Task objective: Drop the pictures from the entries below, then reproduce the rest exactly.

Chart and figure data
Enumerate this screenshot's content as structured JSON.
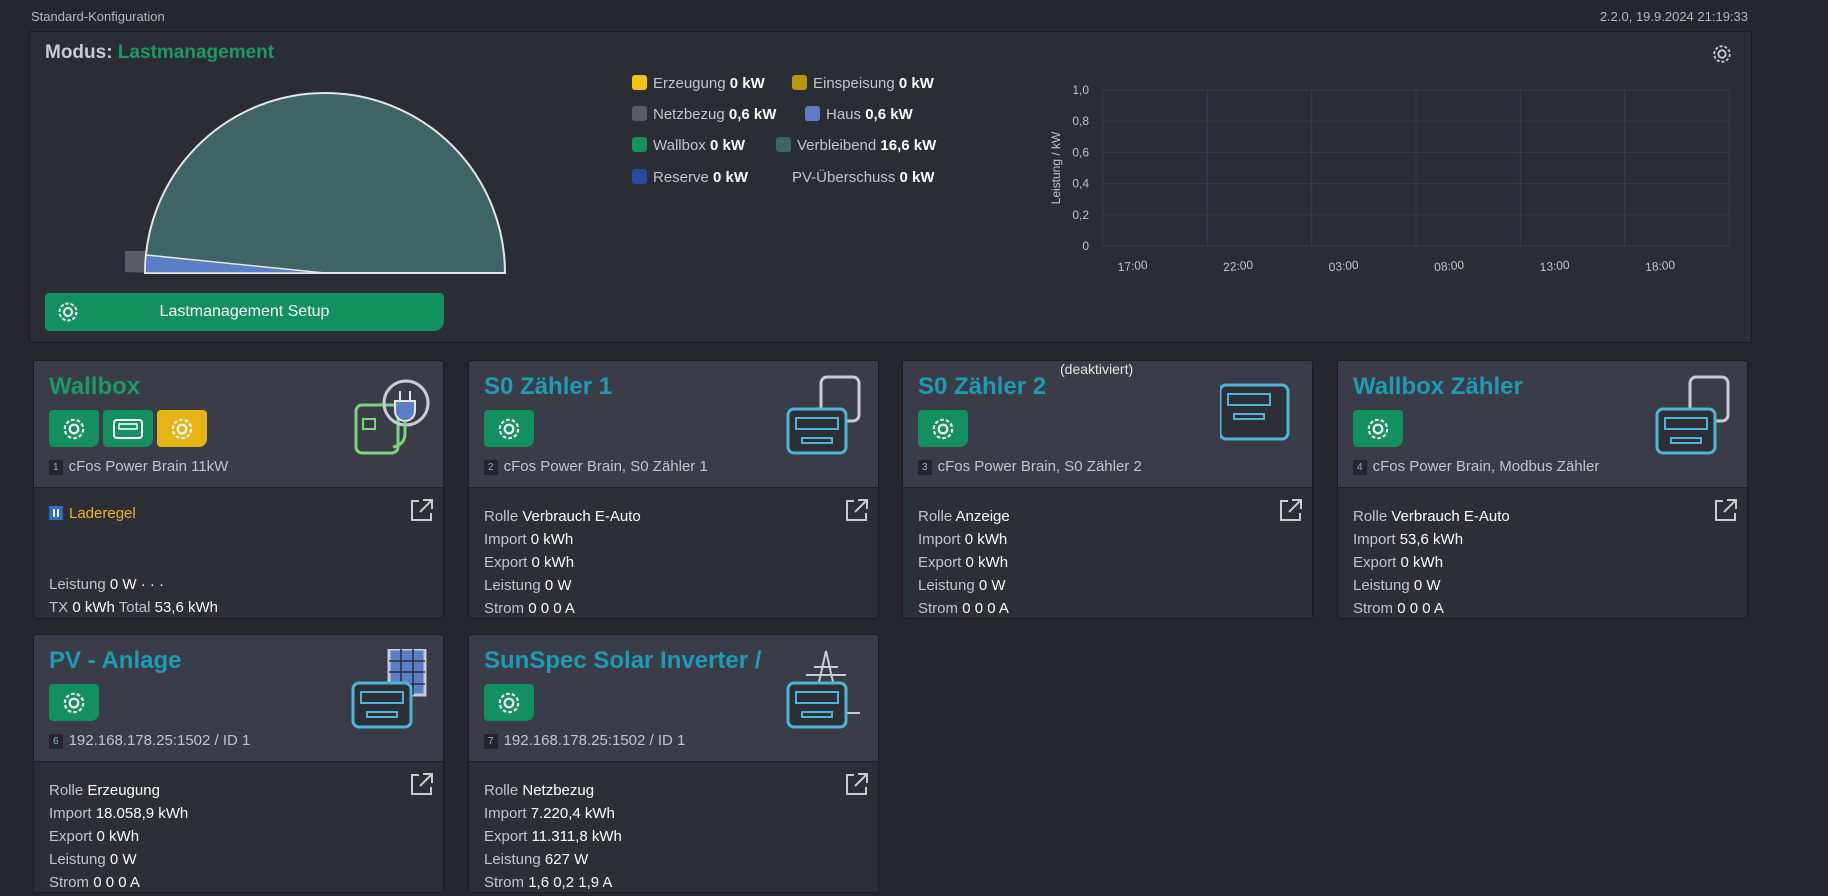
{
  "header": {
    "config": "Standard-Konfiguration",
    "version": "2.2.0, 19.9.2024 21:19:33"
  },
  "mode": {
    "label": "Modus:",
    "value": "Lastmanagement",
    "button": "Lastmanagement Setup",
    "legend": [
      {
        "name": "Erzeugung",
        "value": "0 kW",
        "color": "#f1c40f"
      },
      {
        "name": "Einspeisung",
        "value": "0 kW",
        "color": "#b8960f"
      },
      {
        "name": "Netzbezug",
        "value": "0,6 kW",
        "color": "#5a5d66"
      },
      {
        "name": "Haus",
        "value": "0,6 kW",
        "color": "#5b7fc7"
      },
      {
        "name": "Wallbox",
        "value": "0 kW",
        "color": "#13905f"
      },
      {
        "name": "Verbleibend",
        "value": "16,6 kW",
        "color": "#3f6466"
      },
      {
        "name": "Reserve",
        "value": "0 kW",
        "color": "#2a4aa0"
      },
      {
        "name": "PV-Überschuss",
        "value": "0 kW",
        "color": null
      }
    ]
  },
  "chart": {
    "ylabel": "Leistung / kW",
    "yticks": [
      "1,0",
      "0,8",
      "0,6",
      "0,4",
      "0,2",
      "0"
    ],
    "xticks": [
      "17:00",
      "22:00",
      "03:00",
      "08:00",
      "13:00",
      "18:00"
    ]
  },
  "cards": [
    {
      "title": "Wallbox",
      "id": "1",
      "device": "cFos Power Brain 11kW",
      "status": "Laderegel",
      "lines": [
        [
          "Leistung",
          "0 W · · ·"
        ],
        [
          "TX",
          "0 kWh",
          "Total",
          "53,6 kWh"
        ]
      ]
    },
    {
      "title": "S0 Zähler 1",
      "id": "2",
      "device": "cFos Power Brain, S0 Zähler 1",
      "lines": [
        [
          "Rolle",
          "Verbrauch E-Auto"
        ],
        [
          "Import",
          "0 kWh"
        ],
        [
          "Export",
          "0 kWh"
        ],
        [
          "Leistung",
          "0 W"
        ],
        [
          "Strom",
          "0 0 0 A"
        ]
      ]
    },
    {
      "title": "S0 Zähler 2",
      "note": "(deaktiviert)",
      "id": "3",
      "device": "cFos Power Brain, S0 Zähler 2",
      "lines": [
        [
          "Rolle",
          "Anzeige"
        ],
        [
          "Import",
          "0 kWh"
        ],
        [
          "Export",
          "0 kWh"
        ],
        [
          "Leistung",
          "0 W"
        ],
        [
          "Strom",
          "0 0 0 A"
        ]
      ]
    },
    {
      "title": "Wallbox Zähler",
      "id": "4",
      "device": "cFos Power Brain, Modbus Zähler",
      "lines": [
        [
          "Rolle",
          "Verbrauch E-Auto"
        ],
        [
          "Import",
          "53,6 kWh"
        ],
        [
          "Export",
          "0 kWh"
        ],
        [
          "Leistung",
          "0 W"
        ],
        [
          "Strom",
          "0 0 0 A"
        ]
      ]
    },
    {
      "title": "PV - Anlage",
      "id": "6",
      "device": "192.168.178.25:1502 / ID 1",
      "lines": [
        [
          "Rolle",
          "Erzeugung"
        ],
        [
          "Import",
          "18.058,9 kWh"
        ],
        [
          "Export",
          "0 kWh"
        ],
        [
          "Leistung",
          "0 W"
        ],
        [
          "Strom",
          "0 0 0 A"
        ]
      ]
    },
    {
      "title": "SunSpec Solar Inverter /",
      "id": "7",
      "device": "192.168.178.25:1502 / ID 1",
      "lines": [
        [
          "Rolle",
          "Netzbezug"
        ],
        [
          "Import",
          "7.220,4 kWh"
        ],
        [
          "Export",
          "11.311,8 kWh"
        ],
        [
          "Leistung",
          "627 W"
        ],
        [
          "Strom",
          "1,6 0,2 1,9 A"
        ]
      ]
    }
  ]
}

Completed task:
Enumerate this screenshot's content as structured JSON.
{
  "header": {
    "config": "Standard-Konfiguration",
    "version": "2.2.0, 19.9.2024 21:19:33"
  },
  "mode": {
    "label": "Modus:",
    "value": "Lastmanagement",
    "button": "Lastmanagement Setup",
    "legend": [
      {
        "name": "Erzeugung",
        "value": "0 kW",
        "color": "#f1c40f"
      },
      {
        "name": "Einspeisung",
        "value": "0 kW",
        "color": "#b8960f"
      },
      {
        "name": "Netzbezug",
        "value": "0,6 kW",
        "color": "#5a5d66"
      },
      {
        "name": "Haus",
        "value": "0,6 kW",
        "color": "#5b7fc7"
      },
      {
        "name": "Wallbox",
        "value": "0 kW",
        "color": "#13905f"
      },
      {
        "name": "Verbleibend",
        "value": "16,6 kW",
        "color": "#3f6466"
      },
      {
        "name": "Reserve",
        "value": "0 kW",
        "color": "#2a4aa0"
      },
      {
        "name": "PV-Überschuss",
        "value": "0 kW",
        "color": null
      }
    ]
  },
  "chart": {
    "ylabel": "Leistung / kW",
    "yticks": [
      "1,0",
      "0,8",
      "0,6",
      "0,4",
      "0,2",
      "0"
    ],
    "xticks": [
      "17:00",
      "22:00",
      "03:00",
      "08:00",
      "13:00",
      "18:00"
    ]
  },
  "cards": [
    {
      "title": "Wallbox",
      "id": "1",
      "device": "cFos Power Brain 11kW",
      "status": "Laderegel",
      "lines": [
        [
          "Leistung",
          "0 W · · ·"
        ],
        [
          "TX",
          "0 kWh",
          "Total",
          "53,6 kWh"
        ]
      ]
    },
    {
      "title": "S0 Zähler 1",
      "id": "2",
      "device": "cFos Power Brain, S0 Zähler 1",
      "lines": [
        [
          "Rolle",
          "Verbrauch E-Auto"
        ],
        [
          "Import",
          "0 kWh"
        ],
        [
          "Export",
          "0 kWh"
        ],
        [
          "Leistung",
          "0 W"
        ],
        [
          "Strom",
          "0 0 0 A"
        ]
      ]
    },
    {
      "title": "S0 Zähler 2",
      "note": "(deaktiviert)",
      "id": "3",
      "device": "cFos Power Brain, S0 Zähler 2",
      "lines": [
        [
          "Rolle",
          "Anzeige"
        ],
        [
          "Import",
          "0 kWh"
        ],
        [
          "Export",
          "0 kWh"
        ],
        [
          "Leistung",
          "0 W"
        ],
        [
          "Strom",
          "0 0 0 A"
        ]
      ]
    },
    {
      "title": "Wallbox Zähler",
      "id": "4",
      "device": "cFos Power Brain, Modbus Zähler",
      "lines": [
        [
          "Rolle",
          "Verbrauch E-Auto"
        ],
        [
          "Import",
          "53,6 kWh"
        ],
        [
          "Export",
          "0 kWh"
        ],
        [
          "Leistung",
          "0 W"
        ],
        [
          "Strom",
          "0 0 0 A"
        ]
      ]
    },
    {
      "title": "PV - Anlage",
      "id": "6",
      "device": "192.168.178.25:1502 / ID 1",
      "lines": [
        [
          "Rolle",
          "Erzeugung"
        ],
        [
          "Import",
          "18.058,9 kWh"
        ],
        [
          "Export",
          "0 kWh"
        ],
        [
          "Leistung",
          "0 W"
        ],
        [
          "Strom",
          "0 0 0 A"
        ]
      ]
    },
    {
      "title": "SunSpec Solar Inverter /",
      "id": "7",
      "device": "192.168.178.25:1502 / ID 1",
      "lines": [
        [
          "Rolle",
          "Netzbezug"
        ],
        [
          "Import",
          "7.220,4 kWh"
        ],
        [
          "Export",
          "11.311,8 kWh"
        ],
        [
          "Leistung",
          "627 W"
        ],
        [
          "Strom",
          "1,6 0,2 1,9 A"
        ]
      ]
    }
  ]
}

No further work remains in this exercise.